Dataset items:
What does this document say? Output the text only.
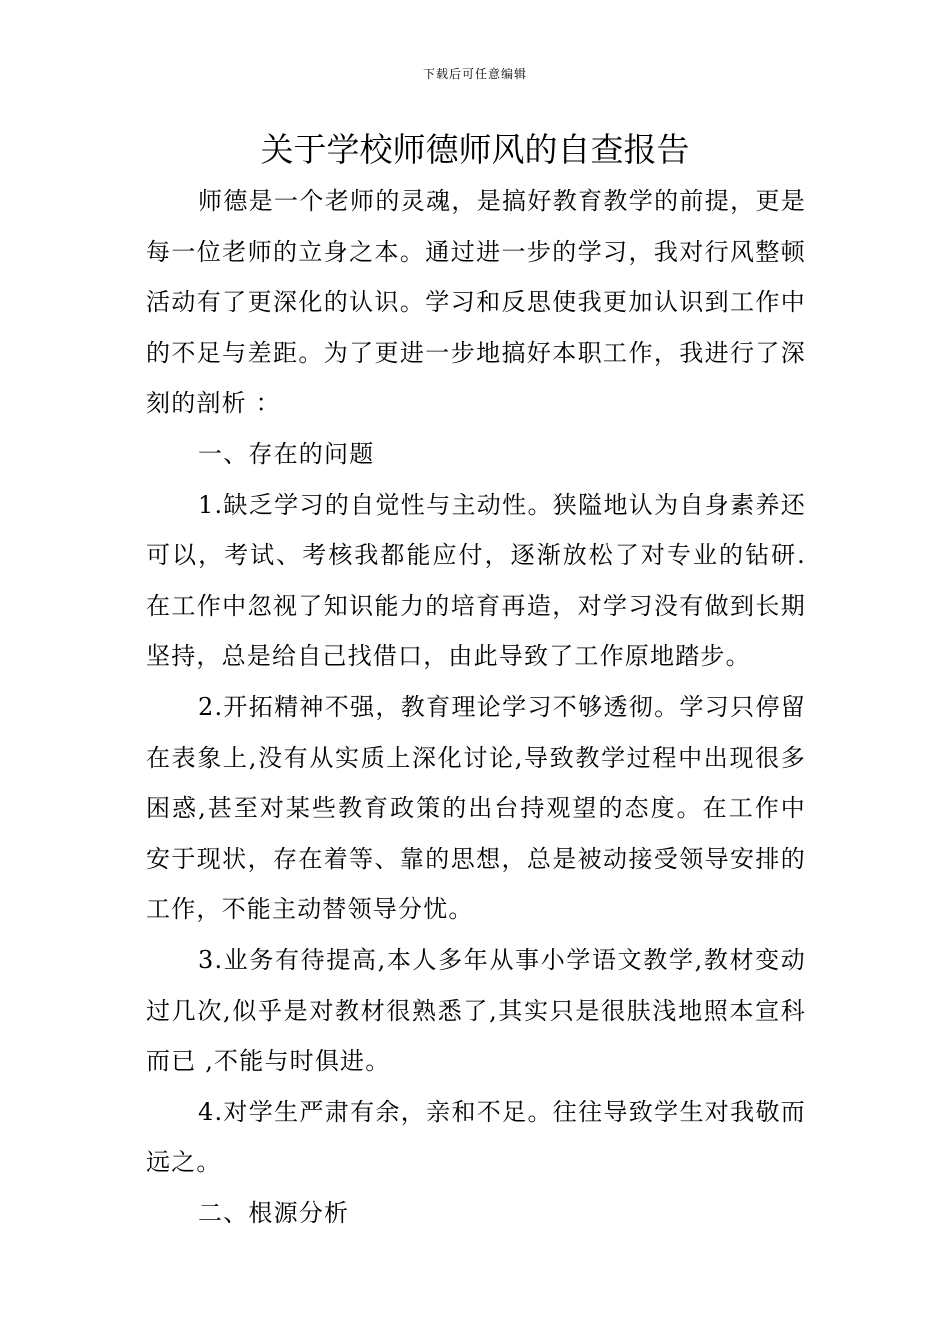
下载后可任意编辑
关于学校师德师风的自查报告

师德是一个老师的灵魂，是搞好教育教学的前提，更是每一位老师的立身之本。通过进一步的学习，我对行风整顿活动有了更深化的认识。学习和反思使我更加认识到工作中的不足与差距。为了更进一步地搞好本职工作，我进行了深刻的剖析 ：

一、存在的问题

1.缺乏学习的自觉性与主动性。狭隘地认为自身素养还可以，考试、考核我都能应付，逐渐放松了对专业的钻研.在工作中忽视了知识能力的培育再造，对学习没有做到长期坚持，总是给自己找借口，由此导致了工作原地踏步。

2.开拓精神不强，教育理论学习不够透彻。学习只停留在表象上,没有从实质上深化讨论,导致教学过程中出现很多困惑,甚至对某些教育政策的出台持观望的态度。在工作中安于现状，存在着等、靠的思想，总是被动接受领导安排的工作，不能主动替领导分忧。

3.业务有待提高,本人多年从事小学语文教学,教材变动过几次,似乎是对教材很熟悉了,其实只是很肤浅地照本宣科而已 ,不能与时俱进。

4.对学生严肃有余，亲和不足。往往导致学生对我敬而远之。

二、根源分析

● YOUR TASK
Leave the pictures out and copy the rest of the data exactly.

● CORRECT OUTPUT
What does this document say? Output the text only.
下载后可任意编辑
关于学校师德师风的自查报告

师德是一个老师的灵魂，是搞好教育教学的前提，更是每一位老师的立身之本。通过进一步的学习，我对行风整顿活动有了更深化的认识。学习和反思使我更加认识到工作中的不足与差距。为了更进一步地搞好本职工作，我进行了深刻的剖析 ：

一、存在的问题

1.缺乏学习的自觉性与主动性。狭隘地认为自身素养还可以，考试、考核我都能应付，逐渐放松了对专业的钻研.在工作中忽视了知识能力的培育再造，对学习没有做到长期坚持，总是给自己找借口，由此导致了工作原地踏步。

2.开拓精神不强，教育理论学习不够透彻。学习只停留在表象上,没有从实质上深化讨论,导致教学过程中出现很多困惑,甚至对某些教育政策的出台持观望的态度。在工作中安于现状，存在着等、靠的思想，总是被动接受领导安排的工作，不能主动替领导分忧。

3.业务有待提高,本人多年从事小学语文教学,教材变动过几次,似乎是对教材很熟悉了,其实只是很肤浅地照本宣科而已 ,不能与时俱进。

4.对学生严肃有余，亲和不足。往往导致学生对我敬而远之。

二、根源分析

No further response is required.